GOAL OF THE EXERCISE:
Extract the complete listing and output it unchanged.

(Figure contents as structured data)
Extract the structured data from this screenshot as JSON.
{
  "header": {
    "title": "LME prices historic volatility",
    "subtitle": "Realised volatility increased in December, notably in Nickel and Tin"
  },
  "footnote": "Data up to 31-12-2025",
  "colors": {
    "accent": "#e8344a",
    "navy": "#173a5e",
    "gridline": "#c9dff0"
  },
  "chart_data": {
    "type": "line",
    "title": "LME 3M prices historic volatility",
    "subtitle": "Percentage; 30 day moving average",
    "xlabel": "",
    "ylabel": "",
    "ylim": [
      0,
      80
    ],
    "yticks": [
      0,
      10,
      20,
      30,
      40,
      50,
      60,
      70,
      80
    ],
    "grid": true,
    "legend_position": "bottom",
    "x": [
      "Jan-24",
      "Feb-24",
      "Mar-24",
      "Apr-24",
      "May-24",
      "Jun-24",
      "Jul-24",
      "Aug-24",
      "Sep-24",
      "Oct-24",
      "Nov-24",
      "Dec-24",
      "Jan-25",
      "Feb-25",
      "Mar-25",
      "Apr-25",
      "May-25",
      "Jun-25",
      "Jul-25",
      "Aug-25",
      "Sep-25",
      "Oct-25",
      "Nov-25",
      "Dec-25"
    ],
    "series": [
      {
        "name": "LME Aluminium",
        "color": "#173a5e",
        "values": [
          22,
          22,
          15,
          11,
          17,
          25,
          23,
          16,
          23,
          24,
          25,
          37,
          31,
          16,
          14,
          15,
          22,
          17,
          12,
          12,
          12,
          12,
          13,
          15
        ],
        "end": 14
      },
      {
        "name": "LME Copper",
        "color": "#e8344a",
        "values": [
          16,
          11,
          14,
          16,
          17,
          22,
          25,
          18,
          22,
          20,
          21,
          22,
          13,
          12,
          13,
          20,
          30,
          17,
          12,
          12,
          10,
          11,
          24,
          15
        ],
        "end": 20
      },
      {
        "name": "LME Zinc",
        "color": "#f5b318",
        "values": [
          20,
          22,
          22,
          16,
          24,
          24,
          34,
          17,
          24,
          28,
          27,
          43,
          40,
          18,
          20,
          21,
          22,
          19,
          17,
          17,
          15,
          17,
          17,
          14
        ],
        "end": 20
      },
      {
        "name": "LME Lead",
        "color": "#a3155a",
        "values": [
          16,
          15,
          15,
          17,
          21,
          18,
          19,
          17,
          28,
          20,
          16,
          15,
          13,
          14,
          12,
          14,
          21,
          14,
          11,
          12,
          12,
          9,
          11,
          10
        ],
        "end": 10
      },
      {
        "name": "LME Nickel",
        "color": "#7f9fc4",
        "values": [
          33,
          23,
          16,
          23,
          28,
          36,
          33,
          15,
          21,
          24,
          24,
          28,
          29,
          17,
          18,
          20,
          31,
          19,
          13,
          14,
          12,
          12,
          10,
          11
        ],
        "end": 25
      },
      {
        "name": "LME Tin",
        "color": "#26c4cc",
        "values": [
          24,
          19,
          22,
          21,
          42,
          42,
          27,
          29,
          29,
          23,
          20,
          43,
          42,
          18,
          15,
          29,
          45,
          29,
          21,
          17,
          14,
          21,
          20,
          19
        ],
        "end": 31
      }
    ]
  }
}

REPLY:
Extract the structured data from this screenshot as JSON.
{
  "header": {
    "title": "LME prices historic volatility",
    "subtitle": "Realised volatility increased in December, notably in Nickel and Tin"
  },
  "footnote": "Data up to 31-12-2025",
  "colors": {
    "accent": "#e8344a",
    "navy": "#173a5e",
    "gridline": "#c9dff0"
  },
  "chart_data": {
    "type": "line",
    "title": "LME 3M prices historic volatility",
    "subtitle": "Percentage; 30 day moving average",
    "xlabel": "",
    "ylabel": "",
    "ylim": [
      0,
      80
    ],
    "yticks": [
      0,
      10,
      20,
      30,
      40,
      50,
      60,
      70,
      80
    ],
    "grid": true,
    "legend_position": "bottom",
    "x": [
      "Jan-24",
      "Feb-24",
      "Mar-24",
      "Apr-24",
      "May-24",
      "Jun-24",
      "Jul-24",
      "Aug-24",
      "Sep-24",
      "Oct-24",
      "Nov-24",
      "Dec-24",
      "Jan-25",
      "Feb-25",
      "Mar-25",
      "Apr-25",
      "May-25",
      "Jun-25",
      "Jul-25",
      "Aug-25",
      "Sep-25",
      "Oct-25",
      "Nov-25",
      "Dec-25"
    ],
    "series": [
      {
        "name": "LME Aluminium",
        "color": "#173a5e",
        "values": [
          22,
          22,
          15,
          11,
          17,
          25,
          23,
          16,
          23,
          24,
          25,
          37,
          31,
          16,
          14,
          15,
          22,
          17,
          12,
          12,
          12,
          12,
          13,
          15
        ],
        "end": 14
      },
      {
        "name": "LME Copper",
        "color": "#e8344a",
        "values": [
          16,
          11,
          14,
          16,
          17,
          22,
          25,
          18,
          22,
          20,
          21,
          22,
          13,
          12,
          13,
          20,
          30,
          17,
          12,
          12,
          10,
          11,
          24,
          15
        ],
        "end": 20
      },
      {
        "name": "LME Zinc",
        "color": "#f5b318",
        "values": [
          20,
          22,
          22,
          16,
          24,
          24,
          34,
          17,
          24,
          28,
          27,
          43,
          40,
          18,
          20,
          21,
          22,
          19,
          17,
          17,
          15,
          17,
          17,
          14
        ],
        "end": 20
      },
      {
        "name": "LME Lead",
        "color": "#a3155a",
        "values": [
          16,
          15,
          15,
          17,
          21,
          18,
          19,
          17,
          28,
          20,
          16,
          15,
          13,
          14,
          12,
          14,
          21,
          14,
          11,
          12,
          12,
          9,
          11,
          10
        ],
        "end": 10
      },
      {
        "name": "LME Nickel",
        "color": "#7f9fc4",
        "values": [
          33,
          23,
          16,
          23,
          28,
          36,
          33,
          15,
          21,
          24,
          24,
          28,
          29,
          17,
          18,
          20,
          31,
          19,
          13,
          14,
          12,
          12,
          10,
          11
        ],
        "end": 25
      },
      {
        "name": "LME Tin",
        "color": "#26c4cc",
        "values": [
          24,
          19,
          22,
          21,
          42,
          42,
          27,
          29,
          29,
          23,
          20,
          43,
          42,
          18,
          15,
          29,
          45,
          29,
          21,
          17,
          14,
          21,
          20,
          19
        ],
        "end": 31
      }
    ]
  }
}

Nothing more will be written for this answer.